> **DATA SUPPLIED**:
-- start --
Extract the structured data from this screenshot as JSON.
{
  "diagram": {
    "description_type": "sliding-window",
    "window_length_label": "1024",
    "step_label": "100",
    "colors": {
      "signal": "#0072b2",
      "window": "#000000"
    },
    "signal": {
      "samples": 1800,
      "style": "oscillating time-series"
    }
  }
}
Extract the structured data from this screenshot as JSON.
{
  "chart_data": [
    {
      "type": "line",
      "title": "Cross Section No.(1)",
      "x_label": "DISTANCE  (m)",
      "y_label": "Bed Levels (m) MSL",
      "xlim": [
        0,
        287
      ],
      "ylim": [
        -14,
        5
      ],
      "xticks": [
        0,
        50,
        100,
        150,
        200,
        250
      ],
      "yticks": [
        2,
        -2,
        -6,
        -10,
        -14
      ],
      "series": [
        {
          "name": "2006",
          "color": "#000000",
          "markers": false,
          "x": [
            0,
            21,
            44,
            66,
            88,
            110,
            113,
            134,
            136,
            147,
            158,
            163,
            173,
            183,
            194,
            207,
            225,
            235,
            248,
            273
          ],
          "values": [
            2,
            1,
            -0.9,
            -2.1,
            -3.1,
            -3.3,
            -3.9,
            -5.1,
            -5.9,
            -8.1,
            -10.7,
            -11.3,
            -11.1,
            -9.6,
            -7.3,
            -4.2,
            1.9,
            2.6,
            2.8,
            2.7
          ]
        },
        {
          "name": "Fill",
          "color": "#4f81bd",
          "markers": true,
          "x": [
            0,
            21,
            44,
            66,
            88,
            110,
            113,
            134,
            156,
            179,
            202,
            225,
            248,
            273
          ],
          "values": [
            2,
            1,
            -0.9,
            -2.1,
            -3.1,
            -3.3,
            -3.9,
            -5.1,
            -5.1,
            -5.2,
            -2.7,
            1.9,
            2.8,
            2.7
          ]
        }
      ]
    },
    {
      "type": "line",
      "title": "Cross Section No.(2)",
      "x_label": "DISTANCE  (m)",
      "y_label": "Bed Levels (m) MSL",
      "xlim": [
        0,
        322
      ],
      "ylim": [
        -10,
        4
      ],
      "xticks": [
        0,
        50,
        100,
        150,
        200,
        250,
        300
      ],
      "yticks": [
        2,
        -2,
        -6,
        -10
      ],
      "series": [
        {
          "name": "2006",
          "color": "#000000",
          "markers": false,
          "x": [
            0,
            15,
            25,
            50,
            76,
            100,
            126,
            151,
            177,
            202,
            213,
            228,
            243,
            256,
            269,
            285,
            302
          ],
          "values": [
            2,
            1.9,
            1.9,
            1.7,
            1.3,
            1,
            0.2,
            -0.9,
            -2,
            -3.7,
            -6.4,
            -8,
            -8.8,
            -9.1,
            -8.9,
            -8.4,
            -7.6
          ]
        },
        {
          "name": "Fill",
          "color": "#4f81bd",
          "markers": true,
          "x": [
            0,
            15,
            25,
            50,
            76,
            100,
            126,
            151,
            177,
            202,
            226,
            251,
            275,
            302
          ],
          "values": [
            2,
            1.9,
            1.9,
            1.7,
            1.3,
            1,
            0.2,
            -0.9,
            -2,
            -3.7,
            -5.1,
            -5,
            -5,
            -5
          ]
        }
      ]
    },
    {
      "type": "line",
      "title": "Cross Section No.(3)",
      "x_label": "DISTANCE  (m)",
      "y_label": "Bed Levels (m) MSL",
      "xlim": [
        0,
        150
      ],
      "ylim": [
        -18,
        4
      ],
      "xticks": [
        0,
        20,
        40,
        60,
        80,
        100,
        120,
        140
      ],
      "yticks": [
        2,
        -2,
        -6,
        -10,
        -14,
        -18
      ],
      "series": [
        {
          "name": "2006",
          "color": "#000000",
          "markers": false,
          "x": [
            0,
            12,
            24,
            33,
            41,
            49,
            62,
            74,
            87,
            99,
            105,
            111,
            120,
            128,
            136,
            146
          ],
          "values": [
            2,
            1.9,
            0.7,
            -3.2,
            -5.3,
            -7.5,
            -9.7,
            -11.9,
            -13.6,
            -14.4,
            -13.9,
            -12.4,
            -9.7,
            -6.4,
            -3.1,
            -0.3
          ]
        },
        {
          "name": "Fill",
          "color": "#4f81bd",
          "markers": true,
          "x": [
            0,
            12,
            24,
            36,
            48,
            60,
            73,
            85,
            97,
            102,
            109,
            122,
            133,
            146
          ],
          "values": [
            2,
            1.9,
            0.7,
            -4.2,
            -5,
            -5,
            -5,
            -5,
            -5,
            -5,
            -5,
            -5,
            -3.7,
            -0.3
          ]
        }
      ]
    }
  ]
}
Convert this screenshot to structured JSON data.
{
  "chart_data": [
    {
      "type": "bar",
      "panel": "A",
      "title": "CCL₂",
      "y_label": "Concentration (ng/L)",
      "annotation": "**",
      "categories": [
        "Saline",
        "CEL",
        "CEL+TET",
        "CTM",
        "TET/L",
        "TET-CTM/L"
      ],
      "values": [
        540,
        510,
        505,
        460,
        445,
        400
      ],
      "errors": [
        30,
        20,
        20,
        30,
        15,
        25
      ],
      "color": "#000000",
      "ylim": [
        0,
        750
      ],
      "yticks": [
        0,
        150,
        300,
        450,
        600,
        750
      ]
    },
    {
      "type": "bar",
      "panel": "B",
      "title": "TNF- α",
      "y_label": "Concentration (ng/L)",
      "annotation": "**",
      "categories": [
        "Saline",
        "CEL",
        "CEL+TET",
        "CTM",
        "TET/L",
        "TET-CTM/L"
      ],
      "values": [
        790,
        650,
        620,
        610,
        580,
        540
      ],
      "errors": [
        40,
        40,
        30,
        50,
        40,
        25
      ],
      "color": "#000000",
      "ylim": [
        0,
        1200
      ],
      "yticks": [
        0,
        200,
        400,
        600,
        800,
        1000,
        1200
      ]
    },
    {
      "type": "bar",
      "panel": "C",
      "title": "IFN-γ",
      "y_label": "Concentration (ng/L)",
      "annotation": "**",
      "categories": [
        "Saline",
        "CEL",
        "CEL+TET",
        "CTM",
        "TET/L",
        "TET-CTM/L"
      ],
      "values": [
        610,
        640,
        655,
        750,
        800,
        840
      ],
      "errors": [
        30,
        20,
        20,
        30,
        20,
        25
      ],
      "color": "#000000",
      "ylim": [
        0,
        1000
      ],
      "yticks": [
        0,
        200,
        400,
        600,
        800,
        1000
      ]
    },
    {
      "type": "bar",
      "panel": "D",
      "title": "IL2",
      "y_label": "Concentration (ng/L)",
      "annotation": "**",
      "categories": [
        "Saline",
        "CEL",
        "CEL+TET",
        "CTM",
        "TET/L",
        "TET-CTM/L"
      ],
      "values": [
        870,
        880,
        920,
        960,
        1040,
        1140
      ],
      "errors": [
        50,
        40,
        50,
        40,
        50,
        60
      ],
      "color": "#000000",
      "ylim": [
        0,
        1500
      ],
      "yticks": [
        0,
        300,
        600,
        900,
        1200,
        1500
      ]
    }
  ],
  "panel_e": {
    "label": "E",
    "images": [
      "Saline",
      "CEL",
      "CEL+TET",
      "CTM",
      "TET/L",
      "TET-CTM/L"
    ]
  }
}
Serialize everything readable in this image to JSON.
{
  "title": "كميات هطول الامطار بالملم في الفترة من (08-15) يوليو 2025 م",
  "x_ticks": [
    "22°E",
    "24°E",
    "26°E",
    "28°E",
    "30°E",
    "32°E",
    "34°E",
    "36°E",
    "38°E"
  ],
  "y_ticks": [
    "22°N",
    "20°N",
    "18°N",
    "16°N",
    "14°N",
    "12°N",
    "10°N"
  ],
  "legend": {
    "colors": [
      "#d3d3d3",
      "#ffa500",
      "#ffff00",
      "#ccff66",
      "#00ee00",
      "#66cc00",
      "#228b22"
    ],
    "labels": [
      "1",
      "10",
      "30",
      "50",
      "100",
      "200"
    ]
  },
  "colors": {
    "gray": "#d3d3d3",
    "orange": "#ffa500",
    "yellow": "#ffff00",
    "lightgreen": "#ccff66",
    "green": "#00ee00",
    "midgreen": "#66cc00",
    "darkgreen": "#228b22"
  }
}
-- end --
> **WHAT THE EXERCISE ASKS**: Copy out all lines that carry the word "JSON".

> **SOLUTION TO THIS EXERCISE**:
Extract the structured data from this screenshot as JSON.
Extract the structured data from this screenshot as JSON.
Convert this screenshot to structured JSON data.
Serialize everything readable in this image to JSON.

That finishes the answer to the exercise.